(Text segment begins)

- Founded: 26 June 1955
- Dissolved: December 1956
- Merger of: ANC CPSA SAIC SACTU CPC COD
- Headquarters: Tongaat
- Ideology: Anti-Apartheid Anti-racism Revolutionary Socialism Marxism African-Indian unity Pan-Africanism Third Worldism Left-wing nationalism
- Political position: Left-wing to Far-left
- Party program: Freedom Charter

= Congress Alliance =

Anti-apartheid political coalition in South Africa (1950s)

The Congress Alliance was an anti-apartheid political coalition formed in South Africa in the 1950s. Led by the African National Congress, the CA was multi-racial in makeup and committed to the principle of majority rule.

(Text segment ends)

* [Set of tasks]
[A] According to the Congress Alliance entry, which organization led the coalition?
[B] From the Congress Alliance entry, extract the stretch from "- Founded: 26" through "South Africa (1950s)" word for word.
The records that come next are from a different source than the Congress Alliance entry.

(Entries provided begins)

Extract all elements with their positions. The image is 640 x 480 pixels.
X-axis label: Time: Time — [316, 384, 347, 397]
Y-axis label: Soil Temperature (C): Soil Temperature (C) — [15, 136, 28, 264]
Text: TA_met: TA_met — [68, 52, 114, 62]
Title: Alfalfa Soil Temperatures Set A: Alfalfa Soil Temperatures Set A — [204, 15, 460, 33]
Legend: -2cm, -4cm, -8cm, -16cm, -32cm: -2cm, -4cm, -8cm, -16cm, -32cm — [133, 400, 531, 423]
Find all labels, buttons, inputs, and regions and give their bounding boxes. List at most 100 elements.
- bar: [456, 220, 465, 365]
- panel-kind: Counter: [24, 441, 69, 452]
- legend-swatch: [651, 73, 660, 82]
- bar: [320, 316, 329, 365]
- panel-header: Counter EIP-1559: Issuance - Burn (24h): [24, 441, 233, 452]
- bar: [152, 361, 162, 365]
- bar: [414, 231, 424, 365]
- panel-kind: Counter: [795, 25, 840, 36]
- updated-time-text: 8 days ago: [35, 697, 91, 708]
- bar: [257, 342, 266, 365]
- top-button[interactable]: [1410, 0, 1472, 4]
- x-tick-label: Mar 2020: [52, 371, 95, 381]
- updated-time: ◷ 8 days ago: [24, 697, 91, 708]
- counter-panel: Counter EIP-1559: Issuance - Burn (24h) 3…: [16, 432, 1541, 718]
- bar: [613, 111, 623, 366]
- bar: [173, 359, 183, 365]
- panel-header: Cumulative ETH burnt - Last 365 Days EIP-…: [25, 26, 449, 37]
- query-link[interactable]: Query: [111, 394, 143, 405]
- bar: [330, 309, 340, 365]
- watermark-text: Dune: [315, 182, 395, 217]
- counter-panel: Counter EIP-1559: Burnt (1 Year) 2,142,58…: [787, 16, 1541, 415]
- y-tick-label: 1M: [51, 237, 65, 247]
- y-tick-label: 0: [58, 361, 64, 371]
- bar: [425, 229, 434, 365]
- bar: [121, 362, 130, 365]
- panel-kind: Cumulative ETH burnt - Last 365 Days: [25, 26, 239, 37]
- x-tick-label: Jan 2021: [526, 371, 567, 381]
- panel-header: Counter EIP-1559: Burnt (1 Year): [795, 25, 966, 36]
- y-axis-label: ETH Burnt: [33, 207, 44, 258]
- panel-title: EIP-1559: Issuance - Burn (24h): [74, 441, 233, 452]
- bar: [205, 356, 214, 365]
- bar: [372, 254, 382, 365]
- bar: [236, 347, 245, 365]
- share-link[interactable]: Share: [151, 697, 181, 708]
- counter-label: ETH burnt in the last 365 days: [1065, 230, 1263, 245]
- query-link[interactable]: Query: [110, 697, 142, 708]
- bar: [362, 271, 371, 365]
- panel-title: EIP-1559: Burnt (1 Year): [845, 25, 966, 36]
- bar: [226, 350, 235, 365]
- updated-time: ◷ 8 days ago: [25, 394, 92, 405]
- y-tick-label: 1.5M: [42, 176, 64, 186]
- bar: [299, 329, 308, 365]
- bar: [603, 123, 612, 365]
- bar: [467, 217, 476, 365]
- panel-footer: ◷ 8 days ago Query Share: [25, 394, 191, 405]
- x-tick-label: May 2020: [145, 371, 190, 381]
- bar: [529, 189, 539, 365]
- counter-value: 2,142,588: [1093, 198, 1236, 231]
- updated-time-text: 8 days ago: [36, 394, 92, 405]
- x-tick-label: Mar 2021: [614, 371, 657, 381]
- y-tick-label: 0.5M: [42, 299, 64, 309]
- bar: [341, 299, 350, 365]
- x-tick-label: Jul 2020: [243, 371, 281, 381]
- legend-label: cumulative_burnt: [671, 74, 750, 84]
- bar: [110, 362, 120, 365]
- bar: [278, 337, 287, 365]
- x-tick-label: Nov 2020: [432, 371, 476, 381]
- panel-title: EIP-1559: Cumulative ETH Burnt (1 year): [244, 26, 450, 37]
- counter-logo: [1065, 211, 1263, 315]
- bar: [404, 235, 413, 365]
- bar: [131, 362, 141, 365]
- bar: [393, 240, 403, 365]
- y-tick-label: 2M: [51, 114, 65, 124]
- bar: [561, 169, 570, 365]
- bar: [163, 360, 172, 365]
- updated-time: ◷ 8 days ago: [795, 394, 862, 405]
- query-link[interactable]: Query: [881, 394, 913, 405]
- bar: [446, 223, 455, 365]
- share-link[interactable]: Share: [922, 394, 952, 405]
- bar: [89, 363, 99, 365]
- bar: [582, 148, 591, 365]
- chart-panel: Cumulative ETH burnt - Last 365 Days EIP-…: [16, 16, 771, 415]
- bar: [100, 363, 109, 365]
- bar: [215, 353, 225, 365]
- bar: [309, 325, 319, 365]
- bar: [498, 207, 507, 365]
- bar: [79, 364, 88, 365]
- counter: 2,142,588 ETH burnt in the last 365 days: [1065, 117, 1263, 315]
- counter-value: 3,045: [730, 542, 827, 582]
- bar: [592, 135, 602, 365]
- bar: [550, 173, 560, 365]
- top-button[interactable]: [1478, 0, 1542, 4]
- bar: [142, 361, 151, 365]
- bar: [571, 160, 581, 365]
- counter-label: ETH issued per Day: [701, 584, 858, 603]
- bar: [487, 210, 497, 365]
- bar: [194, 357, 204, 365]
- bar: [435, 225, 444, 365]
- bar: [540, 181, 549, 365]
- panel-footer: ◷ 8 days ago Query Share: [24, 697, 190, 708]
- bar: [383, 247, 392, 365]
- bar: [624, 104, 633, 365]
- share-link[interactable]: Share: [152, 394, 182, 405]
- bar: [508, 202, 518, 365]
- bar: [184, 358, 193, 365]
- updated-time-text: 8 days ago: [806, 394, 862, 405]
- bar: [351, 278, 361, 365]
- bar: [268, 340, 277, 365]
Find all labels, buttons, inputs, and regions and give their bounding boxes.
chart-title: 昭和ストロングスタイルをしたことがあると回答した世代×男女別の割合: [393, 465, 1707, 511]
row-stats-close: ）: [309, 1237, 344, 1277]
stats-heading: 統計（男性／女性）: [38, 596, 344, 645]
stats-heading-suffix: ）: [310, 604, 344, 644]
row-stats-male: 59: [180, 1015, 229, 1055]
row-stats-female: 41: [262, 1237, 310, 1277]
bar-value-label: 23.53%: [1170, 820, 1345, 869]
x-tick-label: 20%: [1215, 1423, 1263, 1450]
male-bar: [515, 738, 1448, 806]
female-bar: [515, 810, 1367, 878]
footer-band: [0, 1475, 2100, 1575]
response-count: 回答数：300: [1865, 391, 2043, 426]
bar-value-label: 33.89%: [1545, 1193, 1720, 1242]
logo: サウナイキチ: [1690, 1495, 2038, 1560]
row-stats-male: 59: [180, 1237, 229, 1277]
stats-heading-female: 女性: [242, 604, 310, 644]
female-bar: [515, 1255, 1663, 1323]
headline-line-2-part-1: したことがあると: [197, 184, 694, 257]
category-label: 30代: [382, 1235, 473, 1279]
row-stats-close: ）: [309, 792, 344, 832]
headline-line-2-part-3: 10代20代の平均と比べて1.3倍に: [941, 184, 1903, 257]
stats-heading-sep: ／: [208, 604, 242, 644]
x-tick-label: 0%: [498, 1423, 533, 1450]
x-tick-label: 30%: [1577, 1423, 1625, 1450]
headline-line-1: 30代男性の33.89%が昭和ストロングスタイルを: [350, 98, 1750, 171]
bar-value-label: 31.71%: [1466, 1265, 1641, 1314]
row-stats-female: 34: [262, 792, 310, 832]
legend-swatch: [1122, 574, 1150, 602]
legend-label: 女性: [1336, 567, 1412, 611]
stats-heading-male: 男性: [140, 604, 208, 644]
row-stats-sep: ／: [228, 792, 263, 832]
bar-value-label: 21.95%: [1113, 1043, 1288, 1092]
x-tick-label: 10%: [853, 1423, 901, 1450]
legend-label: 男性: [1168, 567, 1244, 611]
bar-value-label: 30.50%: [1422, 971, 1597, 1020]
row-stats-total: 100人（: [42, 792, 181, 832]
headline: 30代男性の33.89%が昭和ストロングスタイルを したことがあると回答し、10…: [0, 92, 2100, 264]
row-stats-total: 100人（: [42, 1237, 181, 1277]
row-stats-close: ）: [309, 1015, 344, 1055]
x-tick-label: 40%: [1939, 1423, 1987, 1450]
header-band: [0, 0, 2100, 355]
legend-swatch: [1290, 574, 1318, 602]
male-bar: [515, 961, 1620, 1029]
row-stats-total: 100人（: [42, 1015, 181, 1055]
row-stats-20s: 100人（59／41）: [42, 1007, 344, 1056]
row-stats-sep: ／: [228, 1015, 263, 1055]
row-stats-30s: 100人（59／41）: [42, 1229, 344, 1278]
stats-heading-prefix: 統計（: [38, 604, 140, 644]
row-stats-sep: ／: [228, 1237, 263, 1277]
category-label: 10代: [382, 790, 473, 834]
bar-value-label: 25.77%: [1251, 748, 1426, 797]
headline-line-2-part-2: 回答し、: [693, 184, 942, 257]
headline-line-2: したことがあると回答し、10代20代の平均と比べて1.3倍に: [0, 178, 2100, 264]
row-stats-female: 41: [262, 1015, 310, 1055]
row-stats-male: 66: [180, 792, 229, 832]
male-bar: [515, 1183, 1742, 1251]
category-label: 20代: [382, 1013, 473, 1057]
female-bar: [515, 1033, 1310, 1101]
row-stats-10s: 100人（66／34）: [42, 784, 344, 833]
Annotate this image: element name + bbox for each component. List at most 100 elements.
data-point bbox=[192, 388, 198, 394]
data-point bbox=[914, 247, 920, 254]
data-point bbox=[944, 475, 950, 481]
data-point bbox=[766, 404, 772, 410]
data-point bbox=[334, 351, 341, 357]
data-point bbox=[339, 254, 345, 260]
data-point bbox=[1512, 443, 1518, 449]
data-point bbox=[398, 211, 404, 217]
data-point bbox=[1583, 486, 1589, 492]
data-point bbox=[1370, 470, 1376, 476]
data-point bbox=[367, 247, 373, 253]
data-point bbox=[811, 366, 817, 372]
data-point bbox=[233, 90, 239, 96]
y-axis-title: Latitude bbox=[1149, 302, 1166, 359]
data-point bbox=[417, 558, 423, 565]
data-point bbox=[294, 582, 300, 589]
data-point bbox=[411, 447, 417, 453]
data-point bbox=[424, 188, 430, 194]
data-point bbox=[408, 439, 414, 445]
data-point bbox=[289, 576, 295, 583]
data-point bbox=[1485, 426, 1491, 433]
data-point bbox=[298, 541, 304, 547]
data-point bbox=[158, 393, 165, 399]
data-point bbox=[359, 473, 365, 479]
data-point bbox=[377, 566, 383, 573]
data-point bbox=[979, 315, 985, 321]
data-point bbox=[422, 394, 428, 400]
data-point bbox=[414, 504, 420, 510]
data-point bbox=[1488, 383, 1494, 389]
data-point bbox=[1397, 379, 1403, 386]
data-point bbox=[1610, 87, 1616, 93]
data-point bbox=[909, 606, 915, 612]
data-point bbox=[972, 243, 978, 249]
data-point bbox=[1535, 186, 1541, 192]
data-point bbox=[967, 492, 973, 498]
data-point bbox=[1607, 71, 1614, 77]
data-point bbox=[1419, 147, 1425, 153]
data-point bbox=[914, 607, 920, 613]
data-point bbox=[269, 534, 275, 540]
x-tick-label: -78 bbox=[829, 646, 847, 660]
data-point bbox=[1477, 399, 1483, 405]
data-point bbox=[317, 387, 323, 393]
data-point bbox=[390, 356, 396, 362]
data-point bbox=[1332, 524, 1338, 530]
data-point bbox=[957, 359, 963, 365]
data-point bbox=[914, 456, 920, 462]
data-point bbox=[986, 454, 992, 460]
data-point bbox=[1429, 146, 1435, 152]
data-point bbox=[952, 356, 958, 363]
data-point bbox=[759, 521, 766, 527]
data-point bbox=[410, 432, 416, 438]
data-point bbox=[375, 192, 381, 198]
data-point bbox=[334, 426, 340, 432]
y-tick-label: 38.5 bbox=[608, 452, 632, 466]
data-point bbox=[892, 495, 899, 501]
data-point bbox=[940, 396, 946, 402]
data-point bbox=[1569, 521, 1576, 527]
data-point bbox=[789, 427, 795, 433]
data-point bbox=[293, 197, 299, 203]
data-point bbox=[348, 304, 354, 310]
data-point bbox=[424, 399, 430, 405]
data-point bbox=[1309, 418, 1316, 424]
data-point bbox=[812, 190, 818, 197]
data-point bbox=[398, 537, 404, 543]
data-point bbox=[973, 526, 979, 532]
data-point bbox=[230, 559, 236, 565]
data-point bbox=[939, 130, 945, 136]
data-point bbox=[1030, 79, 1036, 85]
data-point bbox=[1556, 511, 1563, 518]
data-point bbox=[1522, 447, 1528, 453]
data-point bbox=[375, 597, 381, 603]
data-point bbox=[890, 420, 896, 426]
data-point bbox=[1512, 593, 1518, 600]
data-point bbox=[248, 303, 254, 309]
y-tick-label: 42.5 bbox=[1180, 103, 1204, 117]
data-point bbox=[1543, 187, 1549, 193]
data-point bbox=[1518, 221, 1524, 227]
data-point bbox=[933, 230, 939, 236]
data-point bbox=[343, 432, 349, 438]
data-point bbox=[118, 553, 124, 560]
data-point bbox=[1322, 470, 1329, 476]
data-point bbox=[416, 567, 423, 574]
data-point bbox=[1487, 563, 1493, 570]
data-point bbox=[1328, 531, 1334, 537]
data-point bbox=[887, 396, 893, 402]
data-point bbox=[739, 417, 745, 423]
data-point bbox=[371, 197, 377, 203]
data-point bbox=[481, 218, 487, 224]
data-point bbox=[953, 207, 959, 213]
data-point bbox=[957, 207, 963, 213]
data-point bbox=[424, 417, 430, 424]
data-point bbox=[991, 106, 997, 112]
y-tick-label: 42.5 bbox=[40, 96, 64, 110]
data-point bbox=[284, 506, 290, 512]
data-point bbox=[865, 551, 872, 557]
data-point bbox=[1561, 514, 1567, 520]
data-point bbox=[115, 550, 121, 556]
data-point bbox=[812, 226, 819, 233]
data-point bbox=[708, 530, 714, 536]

(Entries provided ends)

* [Written responses]
[A] The African National Congress

[B]
- Founded: 26 June 1955
- Dissolved: December 1956
- Merger of: ANC CPSA SAIC SACTU CPC COD
- Headquarters: Tongaat
- Ideology: Anti-Apartheid Anti-racism Revolutionary Socialism Marxism African-Indian unity Pan-Africanism Third Worldism Left-wing nationalism
- Political position: Left-wing to Far-left
- Party program: Freedom Charter

= Congress Alliance =

Anti-apartheid political coalition in South Africa (1950s)